▼

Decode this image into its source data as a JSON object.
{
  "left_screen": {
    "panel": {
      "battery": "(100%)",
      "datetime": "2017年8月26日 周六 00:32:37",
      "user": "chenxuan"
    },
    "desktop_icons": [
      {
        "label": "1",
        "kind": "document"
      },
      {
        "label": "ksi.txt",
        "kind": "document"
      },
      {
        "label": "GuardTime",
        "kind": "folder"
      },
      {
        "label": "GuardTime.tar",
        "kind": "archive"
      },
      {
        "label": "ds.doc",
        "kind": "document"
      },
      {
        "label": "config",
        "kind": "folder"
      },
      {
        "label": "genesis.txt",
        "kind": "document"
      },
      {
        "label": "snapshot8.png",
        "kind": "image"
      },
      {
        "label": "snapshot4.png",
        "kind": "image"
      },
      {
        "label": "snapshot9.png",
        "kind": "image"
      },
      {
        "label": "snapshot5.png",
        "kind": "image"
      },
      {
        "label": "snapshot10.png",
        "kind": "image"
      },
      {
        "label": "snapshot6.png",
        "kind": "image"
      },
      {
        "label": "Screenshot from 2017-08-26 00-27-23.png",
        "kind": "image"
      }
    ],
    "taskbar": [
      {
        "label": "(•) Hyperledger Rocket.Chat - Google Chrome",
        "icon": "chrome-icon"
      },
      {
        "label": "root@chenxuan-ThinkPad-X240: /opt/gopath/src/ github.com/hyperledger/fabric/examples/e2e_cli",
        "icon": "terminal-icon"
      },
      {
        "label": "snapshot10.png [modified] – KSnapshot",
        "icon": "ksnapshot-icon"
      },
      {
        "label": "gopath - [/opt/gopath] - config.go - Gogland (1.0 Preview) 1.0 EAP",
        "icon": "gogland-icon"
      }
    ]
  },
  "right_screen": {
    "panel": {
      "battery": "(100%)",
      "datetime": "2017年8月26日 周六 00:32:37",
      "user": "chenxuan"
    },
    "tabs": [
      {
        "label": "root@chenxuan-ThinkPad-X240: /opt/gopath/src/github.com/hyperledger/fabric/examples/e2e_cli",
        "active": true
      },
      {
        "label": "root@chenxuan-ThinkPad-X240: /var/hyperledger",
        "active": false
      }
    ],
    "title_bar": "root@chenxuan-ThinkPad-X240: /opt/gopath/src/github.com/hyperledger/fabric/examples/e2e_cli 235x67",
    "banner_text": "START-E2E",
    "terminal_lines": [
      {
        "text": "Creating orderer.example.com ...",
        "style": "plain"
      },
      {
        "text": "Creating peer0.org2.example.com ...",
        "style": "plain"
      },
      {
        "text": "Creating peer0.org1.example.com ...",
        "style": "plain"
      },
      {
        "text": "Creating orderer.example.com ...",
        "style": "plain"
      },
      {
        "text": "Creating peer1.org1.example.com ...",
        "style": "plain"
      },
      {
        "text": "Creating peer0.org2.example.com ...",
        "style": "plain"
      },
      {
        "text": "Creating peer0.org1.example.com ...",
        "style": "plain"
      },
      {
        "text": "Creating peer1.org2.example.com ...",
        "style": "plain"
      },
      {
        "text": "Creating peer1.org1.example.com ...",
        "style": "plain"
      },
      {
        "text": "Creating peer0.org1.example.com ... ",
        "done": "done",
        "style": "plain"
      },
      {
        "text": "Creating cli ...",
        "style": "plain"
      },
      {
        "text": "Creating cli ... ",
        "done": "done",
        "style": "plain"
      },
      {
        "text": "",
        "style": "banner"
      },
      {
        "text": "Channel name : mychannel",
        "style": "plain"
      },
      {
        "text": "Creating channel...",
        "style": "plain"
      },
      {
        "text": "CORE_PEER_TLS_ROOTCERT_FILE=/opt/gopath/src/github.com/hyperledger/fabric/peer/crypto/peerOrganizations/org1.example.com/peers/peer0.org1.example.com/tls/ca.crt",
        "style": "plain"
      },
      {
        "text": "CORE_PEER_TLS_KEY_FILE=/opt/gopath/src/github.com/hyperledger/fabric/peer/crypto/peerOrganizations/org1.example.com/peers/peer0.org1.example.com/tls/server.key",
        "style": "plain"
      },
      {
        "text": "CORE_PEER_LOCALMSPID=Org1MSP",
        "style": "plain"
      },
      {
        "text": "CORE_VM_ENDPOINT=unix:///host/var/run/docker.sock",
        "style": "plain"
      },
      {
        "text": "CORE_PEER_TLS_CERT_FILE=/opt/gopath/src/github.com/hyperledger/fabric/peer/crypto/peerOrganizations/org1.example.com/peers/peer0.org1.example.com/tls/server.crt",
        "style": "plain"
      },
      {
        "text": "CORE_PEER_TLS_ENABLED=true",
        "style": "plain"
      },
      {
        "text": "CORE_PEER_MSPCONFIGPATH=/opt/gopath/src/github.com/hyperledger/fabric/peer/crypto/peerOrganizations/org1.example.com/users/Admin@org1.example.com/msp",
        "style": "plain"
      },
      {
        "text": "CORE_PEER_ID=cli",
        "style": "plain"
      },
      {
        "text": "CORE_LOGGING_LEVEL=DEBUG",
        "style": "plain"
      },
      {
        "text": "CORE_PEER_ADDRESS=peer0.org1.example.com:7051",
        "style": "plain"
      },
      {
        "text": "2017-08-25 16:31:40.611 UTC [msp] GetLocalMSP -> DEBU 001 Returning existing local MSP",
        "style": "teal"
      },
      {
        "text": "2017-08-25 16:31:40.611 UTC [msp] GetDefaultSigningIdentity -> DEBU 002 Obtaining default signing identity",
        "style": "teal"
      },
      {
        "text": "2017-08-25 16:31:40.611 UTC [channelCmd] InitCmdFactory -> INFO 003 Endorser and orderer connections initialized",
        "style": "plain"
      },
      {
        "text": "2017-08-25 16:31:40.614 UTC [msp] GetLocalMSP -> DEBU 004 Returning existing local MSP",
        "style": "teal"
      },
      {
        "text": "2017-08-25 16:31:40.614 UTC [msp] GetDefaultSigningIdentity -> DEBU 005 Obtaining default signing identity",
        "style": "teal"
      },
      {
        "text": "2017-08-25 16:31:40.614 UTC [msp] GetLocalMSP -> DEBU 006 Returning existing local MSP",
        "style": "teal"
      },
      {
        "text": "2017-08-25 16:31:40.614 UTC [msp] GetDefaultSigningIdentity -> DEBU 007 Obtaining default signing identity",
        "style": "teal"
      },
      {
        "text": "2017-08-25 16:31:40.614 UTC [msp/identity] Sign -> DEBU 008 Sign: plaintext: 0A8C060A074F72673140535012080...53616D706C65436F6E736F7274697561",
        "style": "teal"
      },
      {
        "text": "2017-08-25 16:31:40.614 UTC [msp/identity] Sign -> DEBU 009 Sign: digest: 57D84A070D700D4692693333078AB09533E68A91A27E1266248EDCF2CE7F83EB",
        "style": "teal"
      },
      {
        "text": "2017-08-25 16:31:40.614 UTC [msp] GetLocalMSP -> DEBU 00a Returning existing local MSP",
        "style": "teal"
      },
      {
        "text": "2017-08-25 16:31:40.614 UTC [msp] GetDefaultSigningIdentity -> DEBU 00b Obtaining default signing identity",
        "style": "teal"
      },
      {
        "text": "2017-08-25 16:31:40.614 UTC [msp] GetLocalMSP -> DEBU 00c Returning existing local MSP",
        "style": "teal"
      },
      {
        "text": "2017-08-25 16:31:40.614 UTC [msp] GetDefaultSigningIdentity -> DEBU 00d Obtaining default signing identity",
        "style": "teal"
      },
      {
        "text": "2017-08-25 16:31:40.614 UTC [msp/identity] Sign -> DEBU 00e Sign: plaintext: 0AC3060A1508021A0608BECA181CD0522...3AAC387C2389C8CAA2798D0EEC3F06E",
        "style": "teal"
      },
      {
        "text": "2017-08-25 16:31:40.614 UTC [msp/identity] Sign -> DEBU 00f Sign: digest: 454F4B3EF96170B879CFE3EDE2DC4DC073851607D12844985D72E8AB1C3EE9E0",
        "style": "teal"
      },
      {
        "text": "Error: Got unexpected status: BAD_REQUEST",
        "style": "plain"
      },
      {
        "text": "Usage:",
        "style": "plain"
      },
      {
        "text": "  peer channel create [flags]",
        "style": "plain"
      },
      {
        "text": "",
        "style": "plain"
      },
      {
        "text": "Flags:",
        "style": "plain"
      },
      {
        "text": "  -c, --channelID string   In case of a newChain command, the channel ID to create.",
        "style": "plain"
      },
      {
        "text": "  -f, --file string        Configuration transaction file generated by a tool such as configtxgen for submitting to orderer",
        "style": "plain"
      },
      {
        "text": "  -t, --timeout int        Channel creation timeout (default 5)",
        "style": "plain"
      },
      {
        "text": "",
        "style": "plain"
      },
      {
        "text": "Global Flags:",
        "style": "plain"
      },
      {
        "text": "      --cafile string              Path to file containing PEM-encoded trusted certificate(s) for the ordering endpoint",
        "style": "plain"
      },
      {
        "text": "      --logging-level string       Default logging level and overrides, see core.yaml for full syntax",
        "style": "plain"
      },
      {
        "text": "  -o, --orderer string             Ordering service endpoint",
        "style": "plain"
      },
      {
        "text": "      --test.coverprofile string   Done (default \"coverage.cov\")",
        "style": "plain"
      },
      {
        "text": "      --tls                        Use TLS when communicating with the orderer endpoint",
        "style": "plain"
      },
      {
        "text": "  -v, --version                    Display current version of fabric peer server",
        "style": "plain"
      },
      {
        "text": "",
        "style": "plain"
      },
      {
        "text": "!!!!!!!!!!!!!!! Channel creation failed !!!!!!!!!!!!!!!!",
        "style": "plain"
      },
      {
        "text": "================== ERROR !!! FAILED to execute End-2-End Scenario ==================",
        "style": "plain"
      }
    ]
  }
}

▲

Aim of the task -> Which lines in the data hold the string "GuardTime"? Copy each of them.

Task result ->
        "label": "GuardTime",
        "label": "GuardTime.tar",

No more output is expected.